# Aim
Every line below that mentions the word "dụng" should be copied out.

-- BEGIN Listed records --

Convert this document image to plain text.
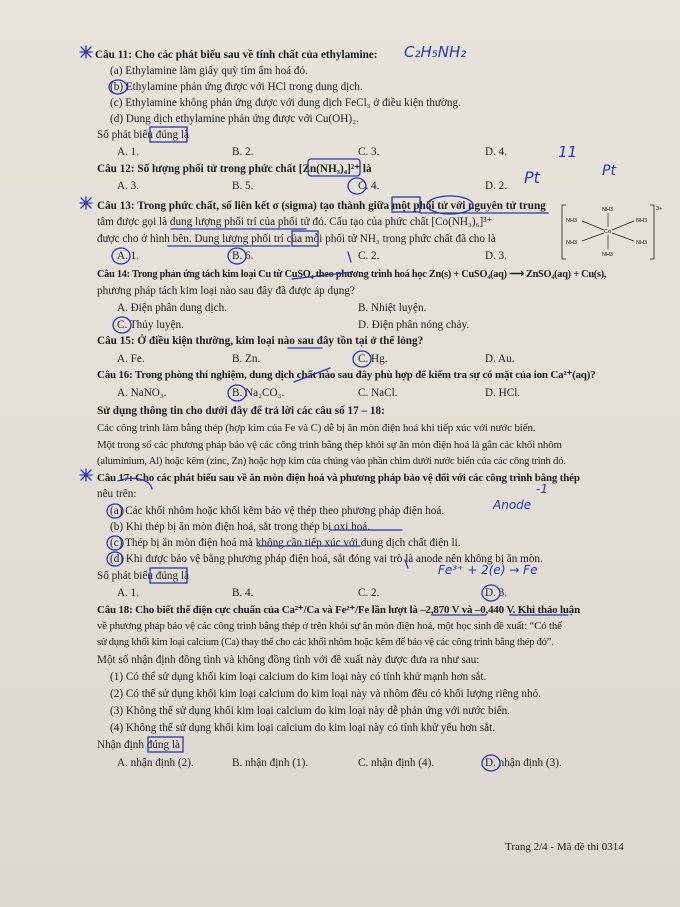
Câu 11: Cho các phát biểu sau về tính chất của ethylamine:
(a) Ethylamine làm giấy quỳ tím ẩm hoá đỏ.
(b) Ethylamine phản ứng được với HCl trong dung dịch.
(c) Ethylamine không phản ứng được với dung dịch FeCl₃ ở điều kiện thường.
(d) Dung dịch ethylamine phản ứng được với Cu(OH)₂.
Số phát biểu đúng là
A. 1.	B. 2.	C. 3.	D. 4.
Câu 12: Số lượng phối tử trong phức chất [Zn(NH₃)₄]²⁺ là
A. 3.	B. 5.	C. 4.	D. 2.
Câu 13: Trong phức chất, số liên kết σ (sigma) tạo thành giữa một phối tử với nguyên tử trung
tâm được gọi là dung lượng phối trí của phối tử đó. Cấu tạo của phức chất [Co(NH₃)₆]³⁺
được cho ở hình bên. Dung lượng phối trí của mỗi phối tử NH₃ trong phức chất đã cho là
A. 1.	B. 6.	C. 2.	D. 3.
3+
Co
NH3
NH3
NH3	NH3
NH3	NH3
Câu 14: Trong phản ứng tách kim loại Cu từ CuSO₄ theo phương trình hoá học Zn(s) + CuSO₄(aq) ⟶ ZnSO₄(aq) + Cu(s),
phương pháp tách kim loại nào sau đây đã được áp dụng?
A. Điện phân dung dịch.	B. Nhiệt luyện.
C. Thủy luyện.	D. Điện phân nóng chảy.
Câu 15: Ở điều kiện thường, kim loại nào sau đây tồn tại ở thể lỏng?
A. Fe.	B. Zn.	C. Hg.	D. Au.
Câu 16: Trong phòng thí nghiệm, dung dịch chất nào sau đây phù hợp để kiểm tra sự có mặt của ion Ca²⁺(aq)?
A. NaNO₃.	B. Na₂CO₃.	C. NaCl.	D. HCl.
Sử dụng thông tin cho dưới đây để trả lời các câu số 17 – 18:
Các công trình làm bằng thép (hợp kim của Fe và C) dễ bị ăn mòn điện hoá khi tiếp xúc với nước biển.
Một trong số các phương pháp bảo vệ các công trình bằng thép khỏi sự ăn mòn điện hoá là gắn các khối nhôm
(aluminium, Al) hoặc kẽm (zinc, Zn) hoặc hợp kim của chúng vào phần chìm dưới nước biển của các công trình đó.
Câu 17: Cho các phát biểu sau về ăn mòn điện hoá và phương pháp bảo vệ đối với các công trình bằng thép
nêu trên:
(a) Các khối nhôm hoặc khối kẽm bảo vệ thép theo phương pháp điện hoá.
(b) Khi thép bị ăn mòn điện hoá, sắt trong thép bị oxi hoá.
(c) Thép bị ăn mòn điện hoá mà không cần tiếp xúc với dung dịch chất điện li.
(d) Khi được bảo vệ bằng phương pháp điện hoá, sắt đóng vai trò là anode nên không bị ăn mòn.
Số phát biểu đúng là
A. 1.	B. 4.	C. 2.	D. 3.
Câu 18: Cho biết thế điện cực chuẩn của Ca²⁺/Ca và Fe²⁺/Fe lần lượt là –2,870 V và –0,440 V. Khi thảo luận
về phương pháp bảo vệ các công trình bằng thép ở trên khỏi sự ăn mòn điện hoá, một học sinh đề xuất: “Có thể
sử dụng khối kim loại calcium (Ca) thay thế cho các khối nhôm hoặc kẽm để bảo vệ các công trình bằng thép đó”.
Một số nhận định đồng tình và không đồng tình với đề xuất này được đưa ra như sau:
(1) Có thể sử dụng khối kim loại calcium do kim loại này có tính khử mạnh hơn sắt.
(2) Có thể sử dụng khối kim loại calcium do kim loại này và nhôm đều có khối lượng riêng nhỏ.
(3) Không thể sử dụng khối kim loại calcium do kim loại này dễ phản ứng với nước biển.
(4) Không thể sử dụng khối kim loại calcium do kim loại này có tính khử yếu hơn sắt.
Nhận định đúng là
A. nhận định (2).	B. nhận định (1).	C. nhận định (4).	D. nhận định (3).
C₂H₅NH₂
11
Pt	Pt
Anode
Fe³⁺ + 2(e) → Fe
-1
Trang 2/4 - Mã đề thi 0314
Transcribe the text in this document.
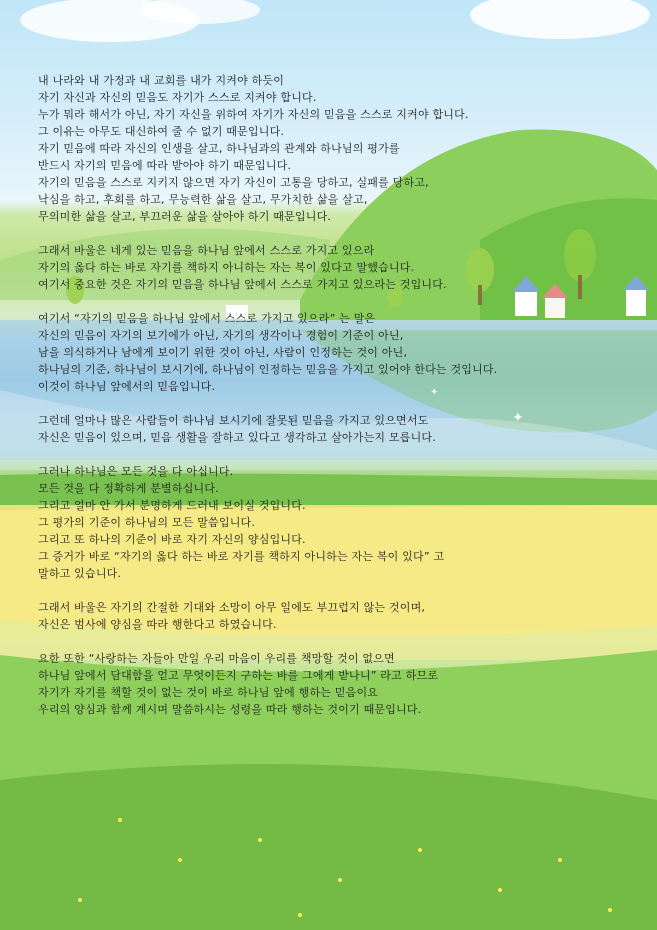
✦
✦
내 나라와 내 가정과 내 교회를 내가 지켜야 하듯이
자기 자신과 자신의 믿음도 자기가 스스로 지켜야 합니다.
누가 뭐라 해서가 아닌, 자기 자신을 위하여 자기가 자신의 믿음을 스스로 지켜야 합니다.
그 이유는 아무도 대신하여 줄 수 없기 때문입니다.
자기 믿음에 따라 자신의 인생을 살고, 하나님과의 관계와 하나님의 평가를
반드시 자기의 믿음에 따라 받아야 하기 때문입니다.
자기의 믿음을 스스로 지키지 않으면 자기 자신이 고통을 당하고, 실패를 당하고,
낙심을 하고, 후회를 하고, 무능력한 삶을 살고, 무가치한 삶을 살고,
무의미한 삶을 살고, 부끄러운 삶을 살아야 하기 때문입니다.
그래서 바울은 네게 있는 믿음을 하나님 앞에서 스스로 가지고 있으라
자기의 옳다 하는 바로 자기를 책하지 아니하는 자는 복이 있다고 말했습니다.
여기서 중요한 것은 자기의 믿음을 하나님 앞에서 스스로 가지고 있으라는 것입니다.
여기서 “자기의 믿음을 하나님 앞에서 스스로 가지고 있으라” 는 말은
자신의 믿음이 자기의 보기에가 아닌, 자기의 생각이나 경험이 기준이 아닌,
남을 의식하거나 남에게 보이기 위한 것이 아닌, 사람이 인정하는 것이 아닌,
하나님의 기준, 하나님이 보시기에, 하나님이 인정하는 믿음을 가지고 있어야 한다는 것입니다.
이것이 하나님 앞에서의 믿음입니다.
그런데 얼마나 많은 사람들이 하나님 보시기에 잘못된 믿음을 가지고 있으면서도
자신은 믿음이 있으며, 믿음 생활을 잘하고 있다고 생각하고 살아가는지 모릅니다.
그러나 하나님은 모든 것을 다 아십니다.
모든 것을 다 정확하게 분별하십니다.
그리고 얼마 안 가서 분명하게 드러내 보이실 것입니다.
그 평가의 기준이 하나님의 모든 말씀입니다.
그리고 또 하나의 기준이 바로 자기 자신의 양심입니다.
그 증거가 바로 “자기의 옳다 하는 바로 자기를 책하지 아니하는 자는 복이 있다” 고
말하고 있습니다.
그래서 바울은 자기의 간절한 기대와 소망이 아무 일에도 부끄럽지 않는 것이며,
자신은 범사에 양심을 따라 행한다고 하였습니다.
요한 또한 “사랑하는 자들아 만일 우리 마음이 우리를 책망할 것이 없으면
하나님 앞에서 담대함을 얻고 무엇이든지 구하는 바를 그에게 받나니” 라고 하므로
자기가 자기를 책할 것이 없는 것이 바로 하나님 앞에 행하는 믿음이요
우리의 양심과 함께 계시며 말씀하시는 성령을 따라 행하는 것이기 때문입니다.
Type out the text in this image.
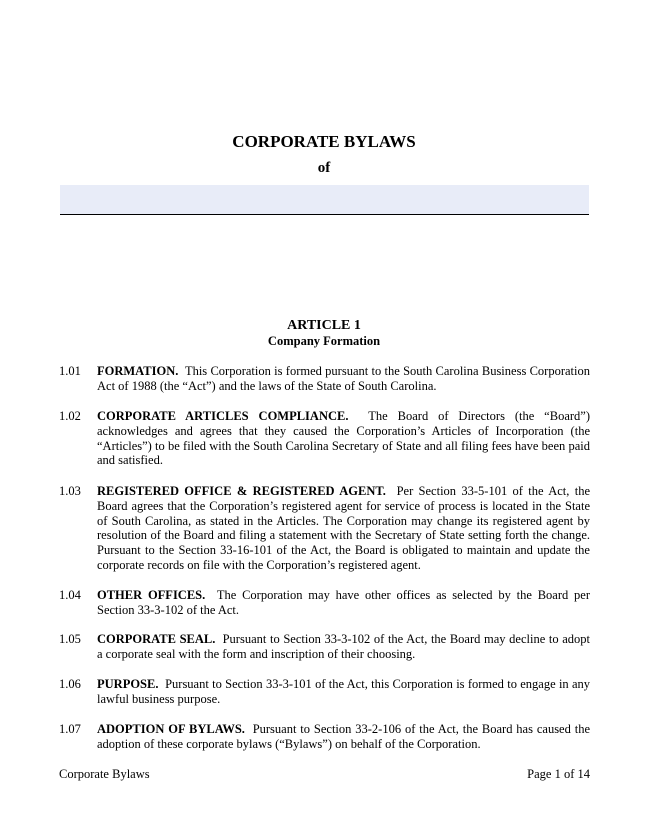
CORPORATE BYLAWS
of
ARTICLE 1
Company Formation
1.01 FORMATION. This Corporation is formed pursuant to the South Carolina Business Corporation Act of 1988 (the “Act”) and the laws of the State of South Carolina.
1.02 CORPORATE ARTICLES COMPLIANCE. The Board of Directors (the “Board”) acknowledges and agrees that they caused the Corporation’s Articles of Incorporation (the “Articles”) to be filed with the South Carolina Secretary of State and all filing fees have been paid and satisfied.
1.03 REGISTERED OFFICE & REGISTERED AGENT. Per Section 33-5-101 of the Act, the Board agrees that the Corporation’s registered agent for service of process is located in the State of South Carolina, as stated in the Articles. The Corporation may change its registered agent by resolution of the Board and filing a statement with the Secretary of State setting forth the change. Pursuant to the Section 33-16-101 of the Act, the Board is obligated to maintain and update the corporate records on file with the Corporation’s registered agent.
1.04 OTHER OFFICES. The Corporation may have other offices as selected by the Board per Section 33-3-102 of the Act.
1.05 CORPORATE SEAL. Pursuant to Section 33-3-102 of the Act, the Board may decline to adopt a corporate seal with the form and inscription of their choosing.
1.06 PURPOSE. Pursuant to Section 33-3-101 of the Act, this Corporation is formed to engage in any lawful business purpose.
1.07 ADOPTION OF BYLAWS. Pursuant to Section 33-2-106 of the Act, the Board has caused the adoption of these corporate bylaws (“Bylaws”) on behalf of the Corporation.
Corporate Bylaws	Page 1 of 14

-- END Listed records --

# Result for this exercise
phương pháp tách kim loại nào sau đây đã được áp dụng?
Sử dụng thông tin cho dưới đây để trả lời các câu số 17 – 18:
sử dụng khối kim loại calcium (Ca) thay thế cho các khối nhôm hoặc kẽm để bảo vệ các công trình bằng thép đó”.
(1) Có thể sử dụng khối kim loại calcium do kim loại này có tính khử mạnh hơn sắt.
(2) Có thể sử dụng khối kim loại calcium do kim loại này và nhôm đều có khối lượng riêng nhỏ.
(3) Không thể sử dụng khối kim loại calcium do kim loại này dễ phản ứng với nước biển.
(4) Không thể sử dụng khối kim loại calcium do kim loại này có tính khử yếu hơn sắt.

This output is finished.